→ **REQUIREMENT**
Write out all of the entries exactly, please.

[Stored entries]
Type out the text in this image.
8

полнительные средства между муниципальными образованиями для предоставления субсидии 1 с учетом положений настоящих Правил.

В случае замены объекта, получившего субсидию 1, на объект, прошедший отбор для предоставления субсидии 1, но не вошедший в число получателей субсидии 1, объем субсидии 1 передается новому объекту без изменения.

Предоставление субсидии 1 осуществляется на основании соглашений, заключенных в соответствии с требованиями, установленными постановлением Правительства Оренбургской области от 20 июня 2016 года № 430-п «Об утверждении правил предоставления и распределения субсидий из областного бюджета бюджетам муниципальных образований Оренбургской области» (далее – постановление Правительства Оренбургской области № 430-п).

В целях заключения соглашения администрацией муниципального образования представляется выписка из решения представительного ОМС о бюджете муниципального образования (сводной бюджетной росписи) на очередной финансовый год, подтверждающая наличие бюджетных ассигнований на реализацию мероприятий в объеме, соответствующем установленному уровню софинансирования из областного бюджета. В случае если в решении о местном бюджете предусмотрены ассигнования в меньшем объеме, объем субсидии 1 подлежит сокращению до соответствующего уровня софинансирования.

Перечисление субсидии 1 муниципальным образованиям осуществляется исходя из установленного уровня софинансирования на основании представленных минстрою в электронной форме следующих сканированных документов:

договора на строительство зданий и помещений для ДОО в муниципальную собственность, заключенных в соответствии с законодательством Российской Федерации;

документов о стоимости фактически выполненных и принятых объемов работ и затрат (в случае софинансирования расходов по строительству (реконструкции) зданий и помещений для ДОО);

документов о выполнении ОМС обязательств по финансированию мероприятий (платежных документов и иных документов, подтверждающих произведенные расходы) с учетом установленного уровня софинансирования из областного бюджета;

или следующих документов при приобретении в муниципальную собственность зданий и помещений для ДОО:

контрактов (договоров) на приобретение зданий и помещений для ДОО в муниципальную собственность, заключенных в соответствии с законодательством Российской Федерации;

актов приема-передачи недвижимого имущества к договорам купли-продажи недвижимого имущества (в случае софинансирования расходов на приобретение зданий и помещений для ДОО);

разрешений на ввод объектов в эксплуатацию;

→ **TASK SOLUTION**
Type out the text in this image.
8

полнительные средства между муниципальными образованиями для предоставления субсидии 1 с учетом положений настоящих Правил.

В случае замены объекта, получившего субсидию 1, на объект, прошедший отбор для предоставления субсидии 1, но не вошедший в число получателей субсидии 1, объем субсидии 1 передается новому объекту без изменения.

Предоставление субсидии 1 осуществляется на основании соглашений, заключенных в соответствии с требованиями, установленными постановлением Правительства Оренбургской области от 20 июня 2016 года № 430-п «Об утверждении правил предоставления и распределения субсидий из областного бюджета бюджетам муниципальных образований Оренбургской области» (далее – постановление Правительства Оренбургской области № 430-п).

В целях заключения соглашения администрацией муниципального образования представляется выписка из решения представительного ОМС о бюджете муниципального образования (сводной бюджетной росписи) на очередной финансовый год, подтверждающая наличие бюджетных ассигнований на реализацию мероприятий в объеме, соответствующем установленному уровню софинансирования из областного бюджета. В случае если в решении о местном бюджете предусмотрены ассигнования в меньшем объеме, объем субсидии 1 подлежит сокращению до соответствующего уровня софинансирования.

Перечисление субсидии 1 муниципальным образованиям осуществляется исходя из установленного уровня софинансирования на основании представленных минстрою в электронной форме следующих сканированных документов:

договора на строительство зданий и помещений для ДОО в муниципальную собственность, заключенных в соответствии с законодательством Российской Федерации;

документов о стоимости фактически выполненных и принятых объемов работ и затрат (в случае софинансирования расходов по строительству (реконструкции) зданий и помещений для ДОО);

документов о выполнении ОМС обязательств по финансированию мероприятий (платежных документов и иных документов, подтверждающих произведенные расходы) с учетом установленного уровня софинансирования из областного бюджета;

или следующих документов при приобретении в муниципальную собственность зданий и помещений для ДОО:

контрактов (договоров) на приобретение зданий и помещений для ДОО в муниципальную собственность, заключенных в соответствии с законодательством Российской Федерации;

актов приема-передачи недвижимого имущества к договорам купли-продажи недвижимого имущества (в случае софинансирования расходов на приобретение зданий и помещений для ДОО);

разрешений на ввод объектов в эксплуатацию;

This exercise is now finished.